— START OF Material provided —

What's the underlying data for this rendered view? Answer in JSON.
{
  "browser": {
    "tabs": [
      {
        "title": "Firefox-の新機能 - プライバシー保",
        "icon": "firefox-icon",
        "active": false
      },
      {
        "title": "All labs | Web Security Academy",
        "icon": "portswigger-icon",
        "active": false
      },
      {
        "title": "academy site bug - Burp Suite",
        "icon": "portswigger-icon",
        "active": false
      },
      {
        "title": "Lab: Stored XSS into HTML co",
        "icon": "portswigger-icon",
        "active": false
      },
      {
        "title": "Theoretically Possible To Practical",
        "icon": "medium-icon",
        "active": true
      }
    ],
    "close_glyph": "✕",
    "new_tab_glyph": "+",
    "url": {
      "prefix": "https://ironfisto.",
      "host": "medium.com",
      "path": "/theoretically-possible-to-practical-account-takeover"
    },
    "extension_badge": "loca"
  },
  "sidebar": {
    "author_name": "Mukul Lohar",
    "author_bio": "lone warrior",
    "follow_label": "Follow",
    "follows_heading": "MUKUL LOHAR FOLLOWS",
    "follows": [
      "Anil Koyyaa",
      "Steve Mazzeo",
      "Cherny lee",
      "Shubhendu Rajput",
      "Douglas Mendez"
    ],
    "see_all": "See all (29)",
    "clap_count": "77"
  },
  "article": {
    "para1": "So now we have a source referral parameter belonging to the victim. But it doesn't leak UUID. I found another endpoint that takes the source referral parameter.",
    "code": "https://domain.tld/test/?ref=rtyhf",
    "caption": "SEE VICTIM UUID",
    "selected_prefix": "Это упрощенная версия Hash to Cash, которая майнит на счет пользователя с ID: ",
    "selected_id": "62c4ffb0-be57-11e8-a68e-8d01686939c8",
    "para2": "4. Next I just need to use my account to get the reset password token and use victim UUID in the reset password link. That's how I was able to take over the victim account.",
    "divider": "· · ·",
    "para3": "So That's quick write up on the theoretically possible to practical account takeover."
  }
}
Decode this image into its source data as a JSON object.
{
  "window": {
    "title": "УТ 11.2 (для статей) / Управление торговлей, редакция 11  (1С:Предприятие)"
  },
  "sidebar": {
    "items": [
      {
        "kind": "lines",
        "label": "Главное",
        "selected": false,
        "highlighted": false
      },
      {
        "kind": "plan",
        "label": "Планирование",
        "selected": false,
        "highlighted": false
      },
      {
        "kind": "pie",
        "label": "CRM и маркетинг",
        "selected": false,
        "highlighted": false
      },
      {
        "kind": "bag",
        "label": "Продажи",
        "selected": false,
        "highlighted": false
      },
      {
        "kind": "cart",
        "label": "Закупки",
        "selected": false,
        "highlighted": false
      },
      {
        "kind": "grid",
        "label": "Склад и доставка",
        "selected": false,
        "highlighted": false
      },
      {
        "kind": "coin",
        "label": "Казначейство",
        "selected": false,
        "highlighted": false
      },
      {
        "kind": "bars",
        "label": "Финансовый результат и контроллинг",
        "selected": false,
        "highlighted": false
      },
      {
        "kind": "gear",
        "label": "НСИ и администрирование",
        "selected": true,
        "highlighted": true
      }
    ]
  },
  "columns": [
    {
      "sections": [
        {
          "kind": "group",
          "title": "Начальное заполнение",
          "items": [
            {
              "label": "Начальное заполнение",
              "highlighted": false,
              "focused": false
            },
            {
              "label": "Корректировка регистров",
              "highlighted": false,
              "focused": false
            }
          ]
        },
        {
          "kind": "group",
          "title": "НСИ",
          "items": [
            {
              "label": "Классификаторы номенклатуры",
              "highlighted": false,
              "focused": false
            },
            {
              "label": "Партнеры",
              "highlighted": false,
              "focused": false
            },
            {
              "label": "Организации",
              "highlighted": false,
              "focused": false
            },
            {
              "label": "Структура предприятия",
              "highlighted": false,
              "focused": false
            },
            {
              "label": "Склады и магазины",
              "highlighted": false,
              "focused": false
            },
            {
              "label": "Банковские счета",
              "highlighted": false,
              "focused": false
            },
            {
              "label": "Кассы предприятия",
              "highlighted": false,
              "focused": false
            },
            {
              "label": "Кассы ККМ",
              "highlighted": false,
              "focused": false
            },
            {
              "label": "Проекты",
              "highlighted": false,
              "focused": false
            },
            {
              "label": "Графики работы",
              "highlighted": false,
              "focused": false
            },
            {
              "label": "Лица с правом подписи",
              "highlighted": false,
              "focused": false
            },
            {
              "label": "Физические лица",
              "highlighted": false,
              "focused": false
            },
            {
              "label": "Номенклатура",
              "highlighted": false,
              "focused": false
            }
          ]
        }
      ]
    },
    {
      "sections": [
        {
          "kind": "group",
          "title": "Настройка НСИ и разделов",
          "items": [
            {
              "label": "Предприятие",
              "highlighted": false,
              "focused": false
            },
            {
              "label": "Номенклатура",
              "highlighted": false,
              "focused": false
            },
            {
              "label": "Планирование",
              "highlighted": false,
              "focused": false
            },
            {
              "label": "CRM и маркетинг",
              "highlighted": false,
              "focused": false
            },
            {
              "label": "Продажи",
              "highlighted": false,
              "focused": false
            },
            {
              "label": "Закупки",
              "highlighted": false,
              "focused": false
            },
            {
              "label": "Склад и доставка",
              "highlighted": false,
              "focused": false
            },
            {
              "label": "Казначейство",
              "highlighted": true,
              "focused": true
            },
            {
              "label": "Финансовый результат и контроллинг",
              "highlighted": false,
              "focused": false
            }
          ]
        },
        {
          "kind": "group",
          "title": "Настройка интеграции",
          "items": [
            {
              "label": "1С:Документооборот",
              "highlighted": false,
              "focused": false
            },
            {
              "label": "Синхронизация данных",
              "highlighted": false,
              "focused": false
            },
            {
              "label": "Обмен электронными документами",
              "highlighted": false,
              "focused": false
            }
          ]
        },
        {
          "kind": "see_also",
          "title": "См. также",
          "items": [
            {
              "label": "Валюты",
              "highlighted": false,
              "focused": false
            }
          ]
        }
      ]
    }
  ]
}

— END OF Material provided —

Exercise -
Report the number of lines of the listing above that hold the string "data", with no other text.

Task solution -
2